TASK DETAILS: Convert the lines starting with the one that contains "station-itaewon: 이태원 Itaewon" and going on through the one that contains "station-samgakji: 삼각지 Samgakji" into a numbered list. Include both of those lines, drop any blank lines, and leave out every line outside that span.

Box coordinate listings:
▬▬▬
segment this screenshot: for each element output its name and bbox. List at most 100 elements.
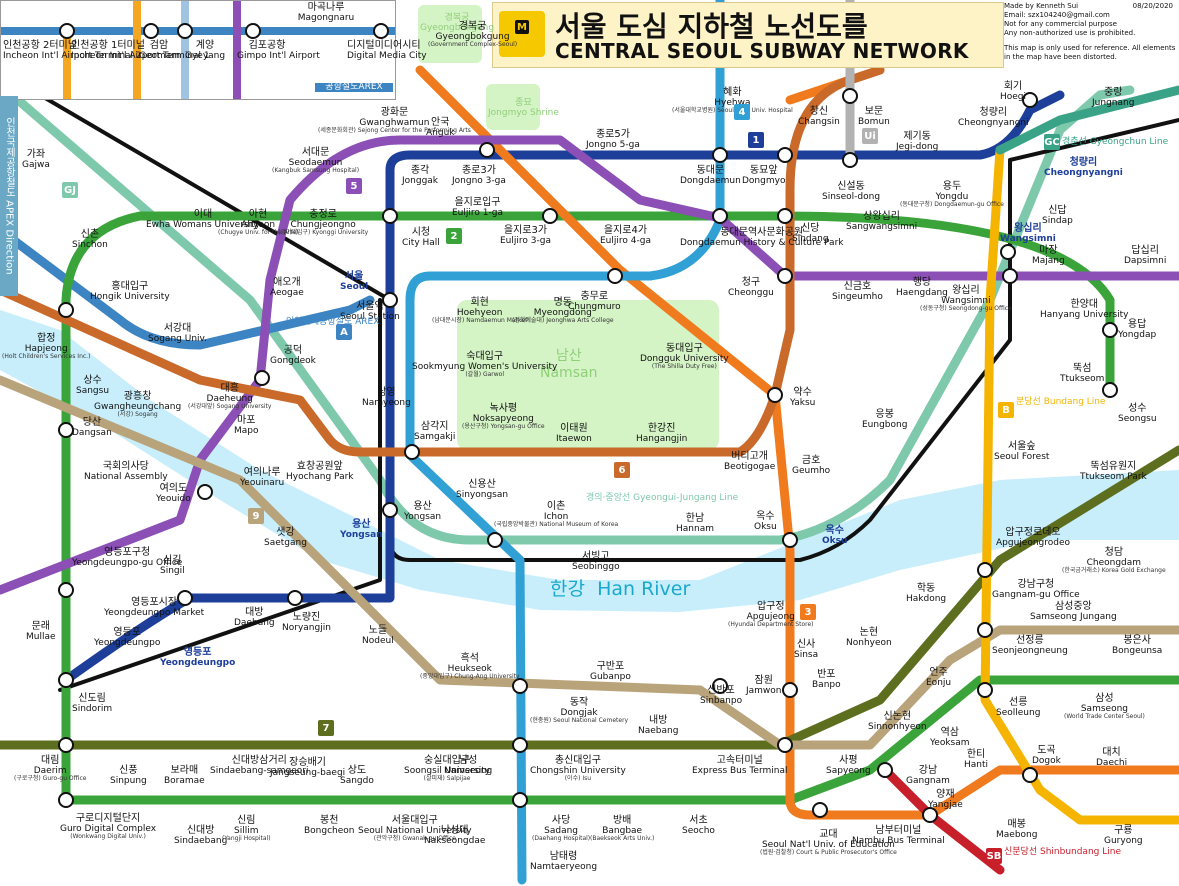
station-itaewon: 이태원 Itaewon bbox=[556, 423, 592, 444]
station-yangjae: 양재 Yangjae bbox=[928, 789, 963, 810]
station-sookmyung-women-s-university: 숙대입구 Sookmyung Women's University (갈월) Gar… bbox=[412, 351, 558, 378]
station-samseong: 삼성 Samseong (World Trade Center Seoul) bbox=[1064, 693, 1145, 720]
station-jonggak: 종각 Jonggak bbox=[402, 165, 439, 186]
station-eonju: 언주 Eonju bbox=[926, 667, 952, 688]
station-sindap: 신답 Sindap bbox=[1042, 205, 1073, 226]
station-anguk: 안국 Anguk bbox=[426, 117, 455, 138]
line-badge-line9: 9 bbox=[248, 508, 264, 524]
station-guryong: 구룡 Guryong bbox=[1104, 825, 1143, 846]
station-wangsimni: 왕십리 Wangsimni (성동구청) Seongdong-gu Office bbox=[920, 285, 1012, 312]
station-daeheung: 대흥 Daeheung (서강대앞) Sogang University bbox=[188, 383, 272, 410]
station-sinyongsan: 신용산 Sinyongsan bbox=[456, 479, 509, 500]
station-gubanpo: 구반포 Gubanpo bbox=[590, 661, 631, 682]
apex-direction: 인천국제공항철도 APEX Direction bbox=[0, 96, 18, 296]
station-jongno-3-ga: 종로3가 Jongno 3-ga bbox=[452, 165, 506, 186]
station-apgujeongrodeo: 압구정로데오 Apgujeongrodeo bbox=[996, 527, 1071, 548]
station-yeouinaru: 여의나루 Yeouinaru bbox=[240, 467, 285, 488]
station-samgakji: 삼각지 Samgakji bbox=[414, 421, 456, 442]
station-dongmyo: 동묘앞 Dongmyo bbox=[742, 165, 786, 186]
station-noksapyeong: 녹사평 Noksapyeong (용산구청) Yongsan-gu Office bbox=[462, 403, 545, 430]
station-sindorim: 신도림 Sindorim bbox=[72, 693, 113, 714]
station-gongdeok: 공덕 Gongdeok bbox=[270, 345, 316, 366]
airport-panel-diagram bbox=[1, 1, 395, 99]
station-sillim: 신림 Sillim (Yangji Hospital) bbox=[222, 815, 271, 842]
station-seodaemun: 서대문 Seodaemun (Kangbuk Samsung Hospital) bbox=[272, 147, 360, 174]
station-mapo: 마포 Mapo bbox=[234, 415, 259, 436]
station-bomun: 보문 Bomun bbox=[858, 106, 890, 127]
namsan-park bbox=[457, 300, 719, 450]
line-badge-gyeongui: GJ bbox=[62, 182, 78, 198]
station-gangnam-gu-office: 강남구청 Gangnam-gu Office bbox=[992, 579, 1080, 600]
station-eungbong: 응봉 Eungbong bbox=[862, 409, 908, 430]
station-daechi: 대치 Daechi bbox=[1096, 747, 1128, 768]
station-namseong: 남성 Namseong bbox=[444, 755, 493, 776]
line-9 bbox=[0, 375, 1179, 750]
station-gwanghwamun: 광화문 Gwanghwamun (세종문화회관) Sejong Center for… bbox=[318, 107, 471, 134]
station-hyehwa: 혜화 Hyehwa (서울대학교병원) Seoul Nat'l Univ. Hosp… bbox=[672, 87, 793, 114]
station-jongno-5-ga: 종로5가 Jongno 5-ga bbox=[586, 129, 640, 150]
line-badge-line5: 5 bbox=[346, 178, 362, 194]
line-badge-line6: 6 bbox=[614, 462, 630, 478]
station-sinchon: 신촌 Sinchon bbox=[72, 229, 108, 250]
title-box: M 서울 도심 지하철 노선도를 CENTRAL SEOUL SUBWAY NE… bbox=[492, 2, 1004, 68]
station-label: 인천공항 2터미널 Incheon Int'l Airport Terminal … bbox=[3, 40, 142, 61]
station-chungjeongno: 충정로 Chungjeongno (경기대입구) Kyonggi Universit… bbox=[278, 209, 369, 236]
station-seoul-station: 서울역 Seoul Station bbox=[340, 301, 400, 322]
station-majang: 마장 Majang bbox=[1032, 245, 1065, 266]
station-label: 디지털미디어시티 Digital Media City bbox=[347, 40, 427, 61]
line-2 bbox=[61, 211, 1179, 805]
airport-panel: 인천공항 2터미널 Incheon Int'l Airport Terminal … bbox=[0, 0, 427, 100]
station-jamwon: 잠원 Jamwon bbox=[746, 675, 782, 696]
station-guro-digital-complex: 구로디지털단지 Guro Digital Complex (Wonkwang Dig… bbox=[60, 813, 157, 840]
station-dongguk-university: 동대입구 Dongguk University (The Shilla Duty F… bbox=[640, 343, 729, 370]
station-yeongdeungpo-market: 영등포시장 Yeongdeungpo Market bbox=[104, 597, 205, 618]
station-seonjeongneung: 선정릉 Seonjeongneung bbox=[992, 635, 1068, 656]
station-chungmuro: 충무로 Chungmuro bbox=[568, 291, 621, 312]
station-dangsan: 당산 Dangsan bbox=[72, 417, 112, 438]
station-national-assembly: 국회의사당 National Assembly bbox=[84, 461, 168, 482]
station-myeongdong: 명동 Myeongdong (정화예술대) Jeonghwa Arts Colleg… bbox=[512, 297, 614, 324]
station-sinsa: 신사 Sinsa bbox=[794, 639, 819, 660]
station-hoegi: 회기 Hoegi bbox=[1000, 81, 1027, 102]
station-yongsan: 용산 Yongsan bbox=[404, 501, 442, 522]
station-hakdong: 학동 Hakdong bbox=[906, 583, 947, 604]
station-nambu-bus-terminal: 남부터미널 Nambu Bus Terminal bbox=[852, 825, 945, 846]
park-label: 종묘 Jongmyo Shrine bbox=[488, 98, 559, 118]
station-singil: 신길 Singil bbox=[160, 555, 185, 576]
line-name-shinbundang: 신분당선 Shinbundang Line bbox=[1004, 847, 1121, 857]
station-bongcheon: 봉천 Bongcheon bbox=[304, 815, 355, 836]
station-gyeongbokgung: 경복궁 Gyeongbokgung (Government Complex-Seou… bbox=[428, 21, 518, 48]
station-bongeunsa: 봉은사 Bongeunsa bbox=[1112, 635, 1163, 656]
station-cheongdam: 청담 Cheongdam (한국금거래소) Korea Gold Exchange bbox=[1062, 547, 1166, 574]
station-yongdu: 용두 Yongdu (동대문구청) Dongdaemun-gu Office bbox=[900, 181, 1004, 208]
station-sangsu: 상수 Sangsu bbox=[76, 375, 110, 396]
station-dongdaemun-history-culture-park: 동대문역사문화공원 Dongdaemun History & Culture Pa… bbox=[680, 227, 844, 248]
station-oksu: 옥수 Oksu bbox=[754, 511, 777, 532]
station-sindang: 신당 Sindang bbox=[792, 223, 829, 244]
station-seolleung: 선릉 Seolleung bbox=[996, 697, 1041, 718]
station-seoul-forest: 서울숲 Seoul Forest bbox=[994, 441, 1050, 462]
station-heukseok: 흑석 Heukseok (중앙대입구) Chung-Ang University bbox=[420, 653, 520, 680]
station-samseong-jungang: 삼성중앙 Samseong Jungang bbox=[1030, 601, 1117, 622]
credits: Made by Kenneth Sui Email: szx104240@gma… bbox=[1004, 2, 1173, 37]
korail-line-2 bbox=[58, 298, 382, 692]
station-hannam: 한남 Hannam bbox=[676, 513, 714, 534]
station-city-hall: 시청 City Hall bbox=[402, 227, 440, 248]
line-6 bbox=[0, 65, 885, 457]
major-station-yeongdeungpo: 영등포 Yeongdeungpo bbox=[160, 647, 236, 668]
station-sindaebang: 신대방 Sindaebang bbox=[174, 825, 228, 846]
station-sangwangsimni: 상왕십리 Sangwangsimni bbox=[846, 211, 918, 232]
station-yaksu: 약수 Yaksu bbox=[790, 387, 816, 408]
station-hyochang-park: 효창공원앞 Hyochang Park bbox=[286, 461, 354, 482]
station-saetgang: 샛강 Saetgang bbox=[264, 527, 307, 548]
station-seoul-national-university: 서울대입구 Seoul National University (관악구청) Gwa… bbox=[358, 815, 472, 842]
station-ichon: 이촌 Ichon (국립중앙박물관) National Museum of Kore… bbox=[494, 501, 619, 528]
station-namyeong: 남영 Namyeong bbox=[362, 387, 411, 408]
station-seocho: 서초 Seocho bbox=[682, 815, 715, 836]
station-dapsimni: 답십리 Dapsimni bbox=[1124, 245, 1167, 266]
station-sinpung: 신풍 Sinpung bbox=[110, 765, 147, 786]
station-hoehyeon: 회현 Hoehyeon (남대문시장) Namdaemun Market bbox=[432, 297, 528, 324]
station-ewha-womans-university: 이대 Ewha Womans University bbox=[146, 209, 260, 230]
major-station-wangsimni: 왕십리 Wangsimni bbox=[1000, 223, 1056, 244]
station-daebang: 대방 Daebang bbox=[234, 607, 275, 628]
▬▬▬
EXERCISE OUTPUT:
1. station-itaewon: 이태원 Itaewon bbox=[556, 423, 592, 444]
2. station-yangjae: 양재 Yangjae bbox=[928, 789, 963, 810]
3. station-sookmyung-women-s-university: 숙대입구 Sookmyung Women's University (갈월) Gar… bbox=[412, 351, 558, 378]
4. station-samseong: 삼성 Samseong (World Trade Center Seoul) bbox=[1064, 693, 1145, 720]
5. station-jonggak: 종각 Jonggak bbox=[402, 165, 439, 186]
6. station-eonju: 언주 Eonju bbox=[926, 667, 952, 688]
7. station-sindap: 신답 Sindap bbox=[1042, 205, 1073, 226]
8. station-anguk: 안국 Anguk bbox=[426, 117, 455, 138]
9. line-badge-line9: 9 bbox=[248, 508, 264, 524]
10. station-guryong: 구룡 Guryong bbox=[1104, 825, 1143, 846]
11. station-wangsimni: 왕십리 Wangsimni (성동구청) Seongdong-gu Office bbox=[920, 285, 1012, 312]
12. station-daeheung: 대흥 Daeheung (서강대앞) Sogang University bbox=[188, 383, 272, 410]
13. station-sinyongsan: 신용산 Sinyongsan bbox=[456, 479, 509, 500]
14. station-gubanpo: 구반포 Gubanpo bbox=[590, 661, 631, 682]
15. apex-direction: 인천국제공항철도 APEX Direction bbox=[0, 96, 18, 296]
16. station-jongno-3-ga: 종로3가 Jongno 3-ga bbox=[452, 165, 506, 186]
17. station-apgujeongrodeo: 압구정로데오 Apgujeongrodeo bbox=[996, 527, 1071, 548]
18. station-yeouinaru: 여의나루 Yeouinaru bbox=[240, 467, 285, 488]
19. station-samgakji: 삼각지 Samgakji bbox=[414, 421, 456, 442]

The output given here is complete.